Data for the task
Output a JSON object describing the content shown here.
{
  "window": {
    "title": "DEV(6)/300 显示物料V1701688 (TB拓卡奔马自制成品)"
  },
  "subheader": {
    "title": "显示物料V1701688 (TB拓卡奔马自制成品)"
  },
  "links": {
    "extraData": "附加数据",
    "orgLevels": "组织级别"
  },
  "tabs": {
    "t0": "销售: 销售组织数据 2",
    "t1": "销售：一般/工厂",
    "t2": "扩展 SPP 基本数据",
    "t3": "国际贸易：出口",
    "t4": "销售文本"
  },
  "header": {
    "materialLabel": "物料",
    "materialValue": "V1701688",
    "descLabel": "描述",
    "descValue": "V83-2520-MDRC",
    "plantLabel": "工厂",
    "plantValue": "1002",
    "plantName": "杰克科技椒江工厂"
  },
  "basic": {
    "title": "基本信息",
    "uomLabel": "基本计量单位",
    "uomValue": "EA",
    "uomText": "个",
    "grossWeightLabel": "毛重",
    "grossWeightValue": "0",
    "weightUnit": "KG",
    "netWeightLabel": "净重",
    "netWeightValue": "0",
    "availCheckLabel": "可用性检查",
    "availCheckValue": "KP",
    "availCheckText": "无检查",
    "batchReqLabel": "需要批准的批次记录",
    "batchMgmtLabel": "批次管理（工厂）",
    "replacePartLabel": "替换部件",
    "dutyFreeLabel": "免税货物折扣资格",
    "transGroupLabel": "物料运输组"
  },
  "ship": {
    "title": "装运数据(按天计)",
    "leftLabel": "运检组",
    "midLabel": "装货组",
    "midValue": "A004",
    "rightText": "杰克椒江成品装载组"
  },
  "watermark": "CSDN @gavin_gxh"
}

What to work on
Across all the entries, count the lines that contain the word "TB拓卡奔马自制成品" and give the number by itself.

Task output
2